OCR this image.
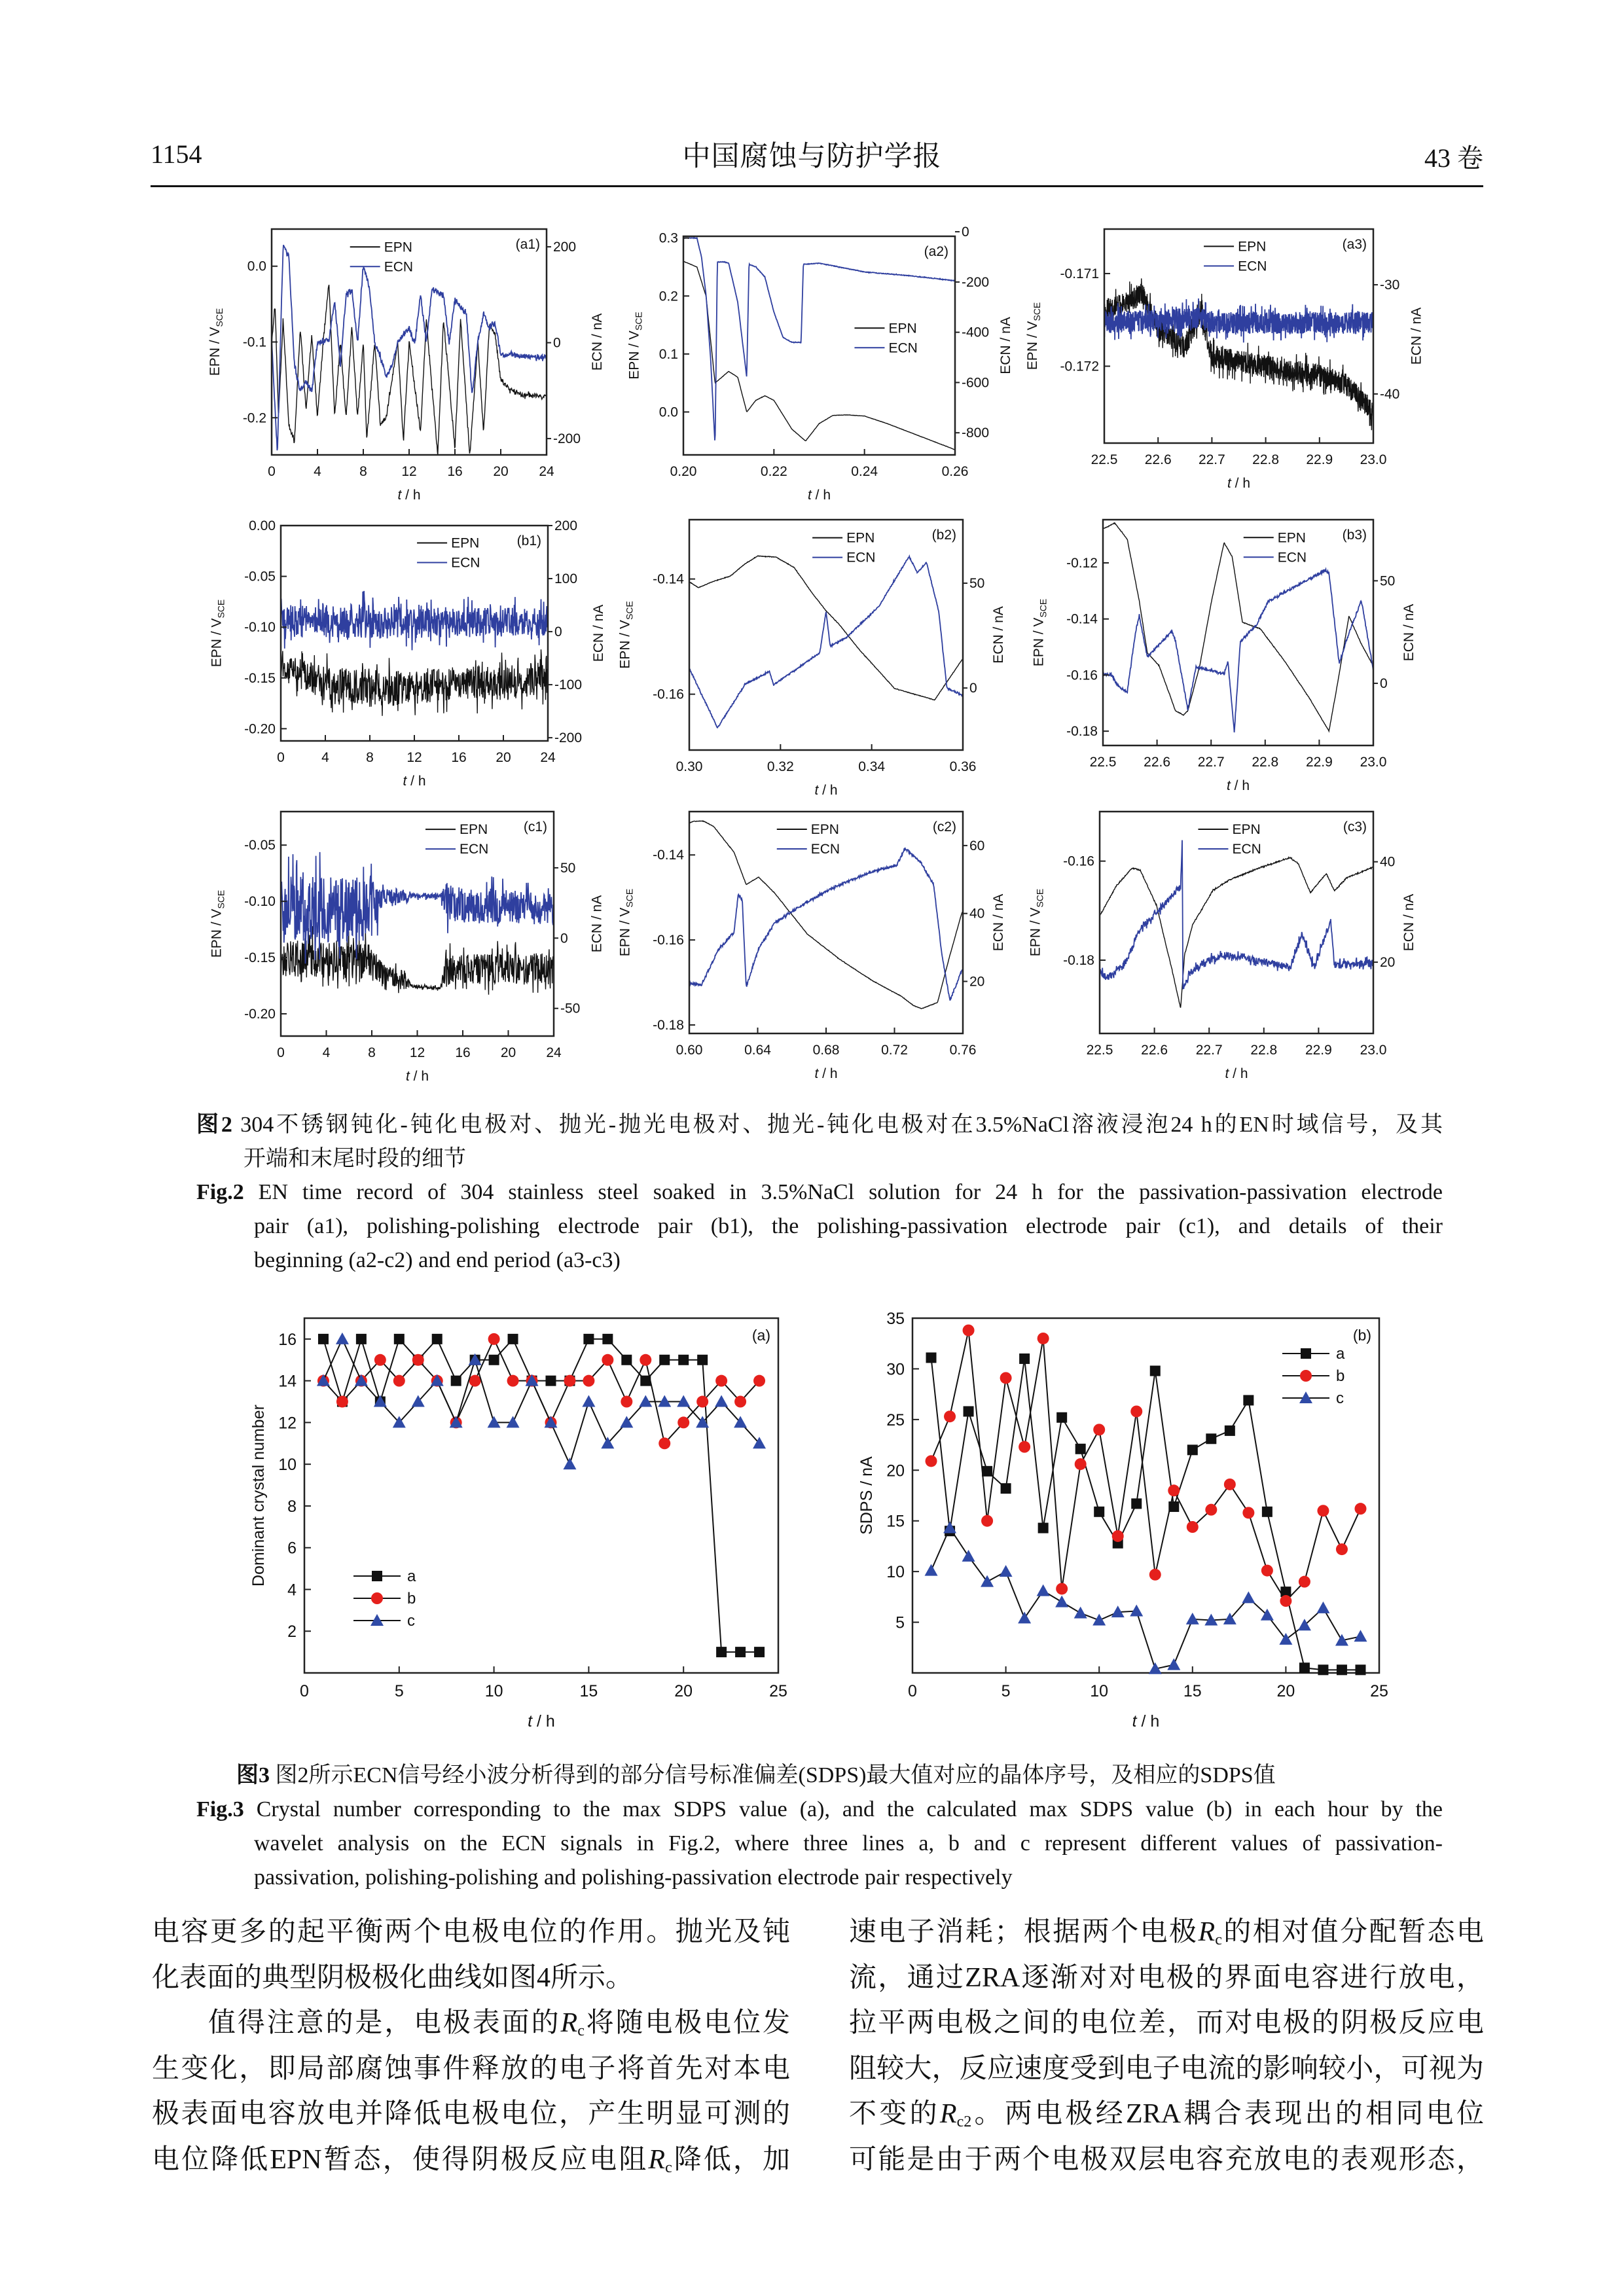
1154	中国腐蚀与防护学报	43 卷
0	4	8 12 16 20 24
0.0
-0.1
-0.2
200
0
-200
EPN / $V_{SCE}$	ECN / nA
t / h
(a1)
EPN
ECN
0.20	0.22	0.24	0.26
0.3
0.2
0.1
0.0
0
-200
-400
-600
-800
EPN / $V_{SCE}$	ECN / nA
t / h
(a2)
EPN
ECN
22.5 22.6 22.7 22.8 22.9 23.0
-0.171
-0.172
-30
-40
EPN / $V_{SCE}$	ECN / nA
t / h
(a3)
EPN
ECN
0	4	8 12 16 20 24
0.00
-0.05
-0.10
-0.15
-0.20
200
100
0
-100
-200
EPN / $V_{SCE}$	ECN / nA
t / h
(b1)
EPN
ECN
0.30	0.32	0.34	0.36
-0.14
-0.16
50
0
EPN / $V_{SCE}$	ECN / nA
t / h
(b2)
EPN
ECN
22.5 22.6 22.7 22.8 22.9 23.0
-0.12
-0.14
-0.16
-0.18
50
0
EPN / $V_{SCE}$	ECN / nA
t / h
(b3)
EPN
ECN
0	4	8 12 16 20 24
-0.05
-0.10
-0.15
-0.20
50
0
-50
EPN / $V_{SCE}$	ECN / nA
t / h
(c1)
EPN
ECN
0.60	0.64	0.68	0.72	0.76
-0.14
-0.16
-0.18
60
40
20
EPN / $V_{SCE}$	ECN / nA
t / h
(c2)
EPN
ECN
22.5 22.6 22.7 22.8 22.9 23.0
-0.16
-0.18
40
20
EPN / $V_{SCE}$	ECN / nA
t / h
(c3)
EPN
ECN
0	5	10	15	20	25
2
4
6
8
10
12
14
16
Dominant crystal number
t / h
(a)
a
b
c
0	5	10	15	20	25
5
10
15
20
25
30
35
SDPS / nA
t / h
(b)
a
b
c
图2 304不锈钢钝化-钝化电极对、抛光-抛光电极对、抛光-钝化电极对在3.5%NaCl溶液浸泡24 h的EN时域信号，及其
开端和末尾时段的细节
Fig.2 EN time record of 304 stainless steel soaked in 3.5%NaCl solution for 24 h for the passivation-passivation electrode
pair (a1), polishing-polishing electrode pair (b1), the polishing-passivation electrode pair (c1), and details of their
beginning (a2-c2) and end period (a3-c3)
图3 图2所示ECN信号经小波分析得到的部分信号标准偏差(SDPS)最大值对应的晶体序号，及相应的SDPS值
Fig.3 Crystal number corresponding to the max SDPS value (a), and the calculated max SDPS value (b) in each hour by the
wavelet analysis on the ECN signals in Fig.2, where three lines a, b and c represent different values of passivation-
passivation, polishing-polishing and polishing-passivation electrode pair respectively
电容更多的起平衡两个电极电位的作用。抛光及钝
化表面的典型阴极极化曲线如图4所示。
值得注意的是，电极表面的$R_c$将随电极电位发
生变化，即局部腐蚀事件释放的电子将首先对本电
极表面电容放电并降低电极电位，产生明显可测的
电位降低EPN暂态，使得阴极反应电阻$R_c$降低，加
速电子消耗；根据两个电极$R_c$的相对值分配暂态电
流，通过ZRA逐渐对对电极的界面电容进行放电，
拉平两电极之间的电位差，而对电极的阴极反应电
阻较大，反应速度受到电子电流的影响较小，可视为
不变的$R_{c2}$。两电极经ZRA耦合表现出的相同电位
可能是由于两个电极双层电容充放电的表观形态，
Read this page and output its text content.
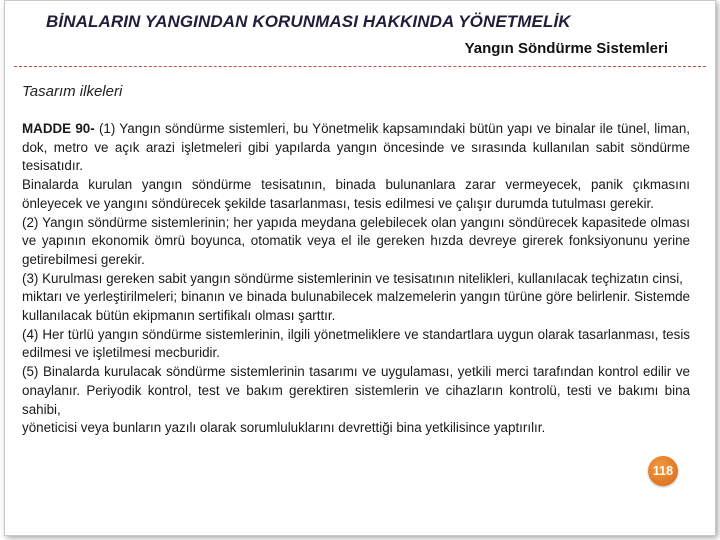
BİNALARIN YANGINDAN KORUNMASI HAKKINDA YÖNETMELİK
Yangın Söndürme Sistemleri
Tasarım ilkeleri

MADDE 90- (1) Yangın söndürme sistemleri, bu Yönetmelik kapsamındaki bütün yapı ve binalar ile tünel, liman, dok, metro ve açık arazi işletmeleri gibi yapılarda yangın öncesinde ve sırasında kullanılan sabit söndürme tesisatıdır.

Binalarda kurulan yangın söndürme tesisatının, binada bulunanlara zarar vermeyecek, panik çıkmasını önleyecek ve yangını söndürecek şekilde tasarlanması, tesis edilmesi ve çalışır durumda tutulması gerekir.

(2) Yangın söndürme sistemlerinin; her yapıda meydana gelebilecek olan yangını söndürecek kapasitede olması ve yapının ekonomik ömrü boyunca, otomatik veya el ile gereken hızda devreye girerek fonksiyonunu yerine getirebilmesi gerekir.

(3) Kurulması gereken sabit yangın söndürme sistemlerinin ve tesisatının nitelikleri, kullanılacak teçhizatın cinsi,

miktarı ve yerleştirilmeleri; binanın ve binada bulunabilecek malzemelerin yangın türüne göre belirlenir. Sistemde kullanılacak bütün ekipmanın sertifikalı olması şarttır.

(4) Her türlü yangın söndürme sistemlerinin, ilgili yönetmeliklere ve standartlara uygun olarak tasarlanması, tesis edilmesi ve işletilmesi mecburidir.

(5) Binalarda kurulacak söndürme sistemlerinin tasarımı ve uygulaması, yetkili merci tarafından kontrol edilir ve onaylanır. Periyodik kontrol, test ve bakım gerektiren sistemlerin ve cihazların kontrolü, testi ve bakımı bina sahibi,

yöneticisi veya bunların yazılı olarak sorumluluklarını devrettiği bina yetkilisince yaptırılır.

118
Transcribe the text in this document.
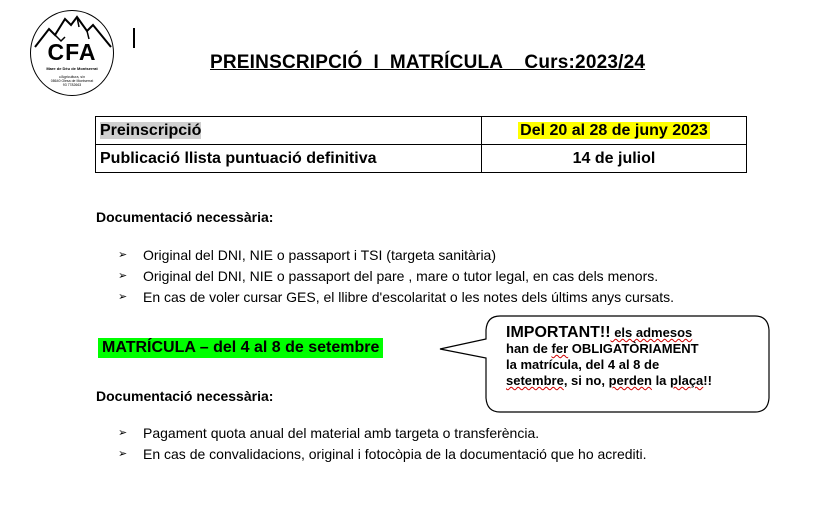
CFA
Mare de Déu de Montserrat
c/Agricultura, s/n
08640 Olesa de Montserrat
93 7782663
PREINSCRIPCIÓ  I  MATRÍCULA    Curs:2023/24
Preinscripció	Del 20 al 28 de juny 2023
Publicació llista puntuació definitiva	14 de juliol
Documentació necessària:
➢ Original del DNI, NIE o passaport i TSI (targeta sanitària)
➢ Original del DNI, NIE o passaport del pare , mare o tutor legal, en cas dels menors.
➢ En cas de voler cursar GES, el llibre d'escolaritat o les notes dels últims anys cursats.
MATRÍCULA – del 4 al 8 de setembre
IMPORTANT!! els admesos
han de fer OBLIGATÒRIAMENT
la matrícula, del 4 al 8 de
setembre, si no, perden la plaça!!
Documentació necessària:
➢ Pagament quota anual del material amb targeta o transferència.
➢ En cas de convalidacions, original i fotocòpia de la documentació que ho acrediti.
********
## Given exercise
Above are lines of data; state how many of them contain the word "veya", with no other output.

## Answer to this task
2